● What the task requires: Copy out all lines of the records in which the word "this" appears.

● Record list:
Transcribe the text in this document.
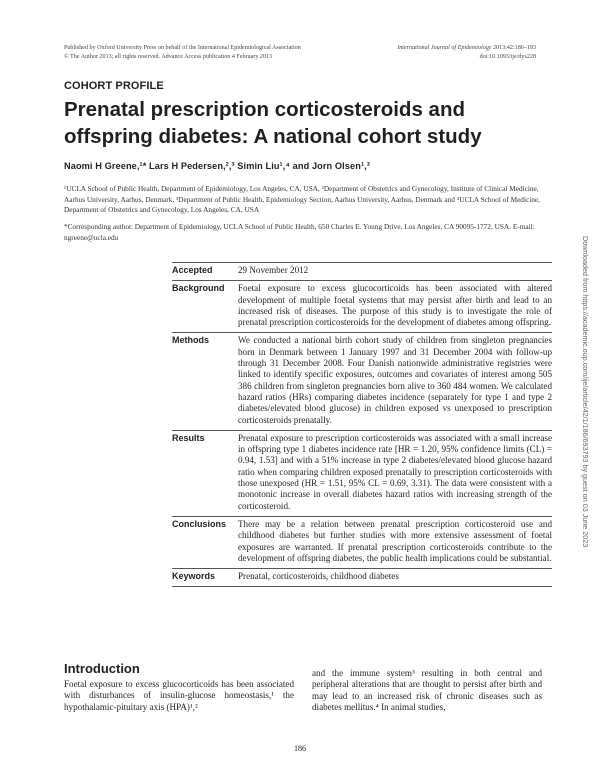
Published by Oxford University Press on behalf of the International Epidemiological Association
© The Author 2013; all rights reserved. Advance Access publication 4 February 2013
International Journal of Epidemiology 2013;42:186–193
doi:10.1093/ije/dys228
COHORT PROFILE
Prenatal prescription corticosteroids and offspring diabetes: A national cohort study
Naomi H Greene,¹* Lars H Pedersen,²,³ Simin Liu¹,⁴ and Jorn Olsen¹,³
¹UCLA School of Public Health, Department of Epidemiology, Los Angeles, CA, USA, ²Department of Obstetrics and Gynecology, Institute of Clinical Medicine, Aarhus University, Aarhus, Denmark, ³Department of Public Health, Epidemiology Section, Aarhus University, Aarhus, Denmark and ⁴UCLA School of Medicine, Department of Obstetrics and Gynecology, Los Angeles, CA, USA
*Corresponding author. Department of Epidemiology, UCLA School of Public Health, 650 Charles E. Young Drive, Los Angeles, CA 90095-1772, USA. E-mail: ngreene@ucla.edu
Accepted	29 November 2012
Background	Foetal exposure to excess glucocorticoids has been associated with altered development of multiple foetal systems that may persist after birth and lead to an increased risk of diseases. The purpose of this study is to investigate the role of prenatal prescription corticosteroids for the development of diabetes among offspring.
Methods	We conducted a national birth cohort study of children from singleton pregnancies born in Denmark between 1 January 1997 and 31 December 2004 with follow-up through 31 December 2008. Four Danish nationwide administrative registries were linked to identify specific exposures, outcomes and covariates of interest among 505 386 children from singleton pregnancies born alive to 360 484 women. We calculated hazard ratios (HRs) comparing diabetes incidence (separately for type 1 and type 2 diabetes/elevated blood glucose) in children exposed vs unexposed to prescription corticosteroids prenatally.
Results	Prenatal exposure to prescription corticosteroids was associated with a small increase in offspring type 1 diabetes incidence rate [HR = 1.20, 95% confidence limits (CL) = 0.94, 1.53] and with a 51% increase in type 2 diabetes/elevated blood glucose hazard ratio when comparing children exposed prenatally to prescription corticosteroids with those unexposed (HR = 1.51, 95% CL = 0.69, 3.31). The data were consistent with a monotonic increase in overall diabetes hazard ratios with increasing strength of the corticosteroid.
Conclusions	There may be a relation between prenatal prescription corticosteroid use and childhood diabetes but further studies with more extensive assessment of foetal exposures are warranted. If prenatal prescription corticosteroids contribute to the development of offspring diabetes, the public health implications could be substantial.
Keywords	Prenatal, corticosteroids, childhood diabetes
Introduction
Foetal exposure to excess glucocorticoids has been associated with disturbances of insulin-glucose homeostasis,¹ the hypothalamic-pituitary axis (HPA)¹,²
and the immune system³ resulting in both central and peripheral alterations that are thought to persist after birth and may lead to an increased risk of chronic diseases such as diabetes mellitus.⁴ In animal studies,
186
Downloaded from https://academic.oup.com/ije/article/42/1/186/693793 by guest on 03 June 2023
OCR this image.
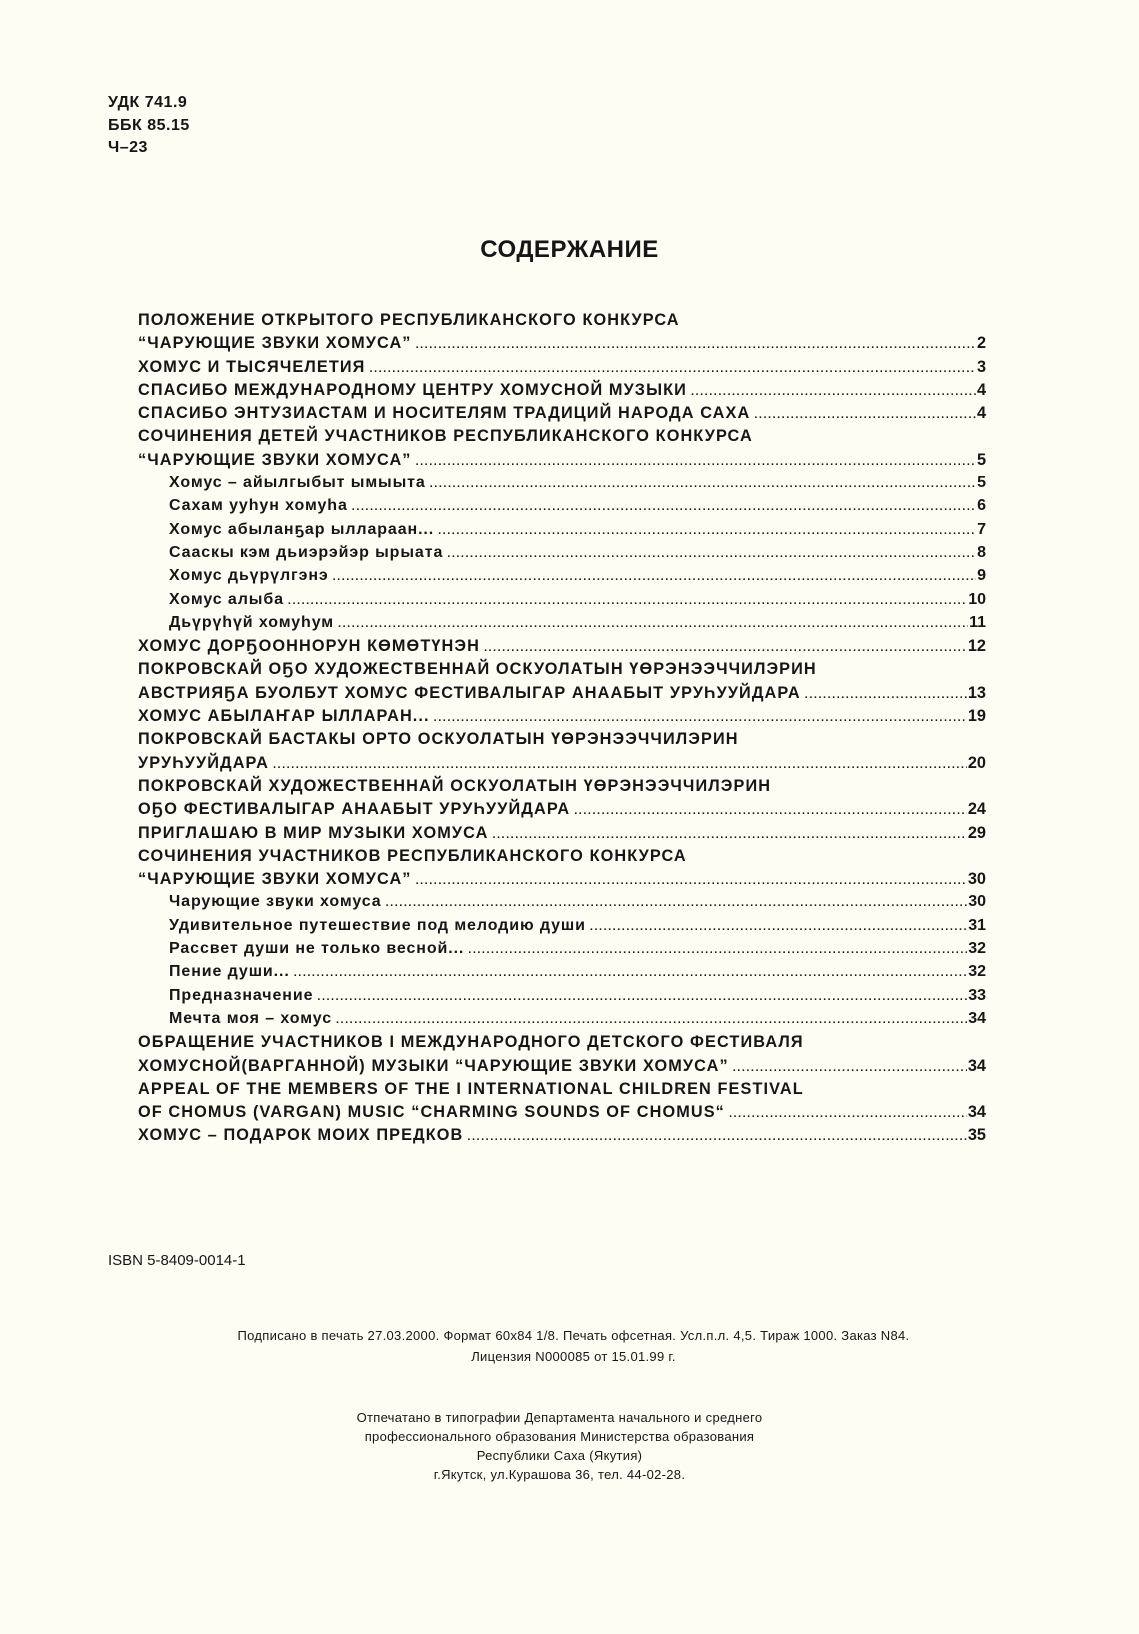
УДК 741.9
ББК 85.15
Ч–23
СОДЕРЖАНИЕ
ПОЛОЖЕНИЕ ОТКРЫТОГО РЕСПУБЛИКАНСКОГО КОНКУРСА
“ЧАРУЮЩИЕ ЗВУКИ ХОМУСА” .....	2
ХОМУС И ТЫСЯЧЕЛЕТИЯ .....	3
СПАСИБО МЕЖДУНАРОДНОМУ ЦЕНТРУ ХОМУСНОЙ МУЗЫКИ .....	4
СПАСИБО ЭНТУЗИАСТАМ И НОСИТЕЛЯМ ТРАДИЦИЙ НАРОДА САХА .....	4
СОЧИНЕНИЯ ДЕТЕЙ УЧАСТНИКОВ РЕСПУБЛИКАНСКОГО КОНКУРСА
“ЧАРУЮЩИЕ ЗВУКИ ХОМУСА” .....	5
Хомус – айылгыбыт ымыыта .....	5
Сахам ууһун хомуһа .....	6
Хомус абыланҕар ыллараан... .....	7
Сааскы кэм дьиэрэйэр ырыата .....	8
Хомус дьүрүлгэнэ .....	9
Хомус алыба .....	10
Дьүрүһүй хомуһум .....	11
ХОМУС ДОРҔООННОРУН КӨМӨТҮНЭН .....	12
ПОКРОВСКАЙ ОҔО ХУДОЖЕСТВЕННАЙ ОСКУОЛАТЫН ҮӨРЭНЭЭЧЧИЛЭРИН
АВСТРИЯҔА БУОЛБУТ ХОМУС ФЕСТИВАЛЫГАР АНААБЫТ УРУҺУУЙДАРА .....	13
ХОМУС АБЫЛАҤАР ЫЛЛАРАН... .....	19
ПОКРОВСКАЙ БАСТАКЫ ОРТО ОСКУОЛАТЫН ҮӨРЭНЭЭЧЧИЛЭРИН
УРУҺУУЙДАРА .....	20
ПОКРОВСКАЙ ХУДОЖЕСТВЕННАЙ ОСКУОЛАТЫН ҮӨРЭНЭЭЧЧИЛЭРИН
ОҔО ФЕСТИВАЛЫГАР АНААБЫТ УРУҺУУЙДАРА .....	24
ПРИГЛАШАЮ В МИР МУЗЫКИ ХОМУСА .....	29
СОЧИНЕНИЯ УЧАСТНИКОВ РЕСПУБЛИКАНСКОГО КОНКУРСА
“ЧАРУЮЩИЕ ЗВУКИ ХОМУСА” .....	30
Чарующие звуки хомуса .....	30
Удивительное путешествие под мелодию души .....	31
Рассвет души не только весной... .....	32
Пение души... .....	32
Предназначение .....	33
Мечта моя – хомус .....	34
ОБРАЩЕНИЕ УЧАСТНИКОВ I МЕЖДУНАРОДНОГО ДЕТСКОГО ФЕСТИВАЛЯ
ХОМУСНОЙ(ВАРГАННОЙ) МУЗЫКИ “ЧАРУЮЩИЕ ЗВУКИ ХОМУСА” .....	34
APPEAL OF THE MEMBERS OF THE I INTERNATIONAL CHILDREN FESTIVAL
OF CHOMUS (VARGAN) MUSIC “CHARMING SOUNDS OF CHOMUS“ .....	34
ХОМУС – ПОДАРОК МОИХ ПРЕДКОВ .....	35
ISBN 5-8409-0014-1
Подписано в печать 27.03.2000. Формат 60x84 1/8. Печать офсетная. Усл.п.л. 4,5. Тираж 1000. Заказ N84.
Лицензия N000085 от 15.01.99 г.
Отпечатано в типографии Департамента начального и среднего
профессионального образования Министерства образования
Республики Саха (Якутия)
г.Якутск, ул.Курашова 36, тел. 44-02-28.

● Written solution:
Transcribe the text in this document.
Background	Foetal exposure to excess glucocorticoids has been associated with altered development of multiple foetal systems that may persist after birth and lead to an increased risk of diseases. The purpose of this study is to investigate the role of prenatal prescription corticosteroids for the development of diabetes among offspring.
OCR this image.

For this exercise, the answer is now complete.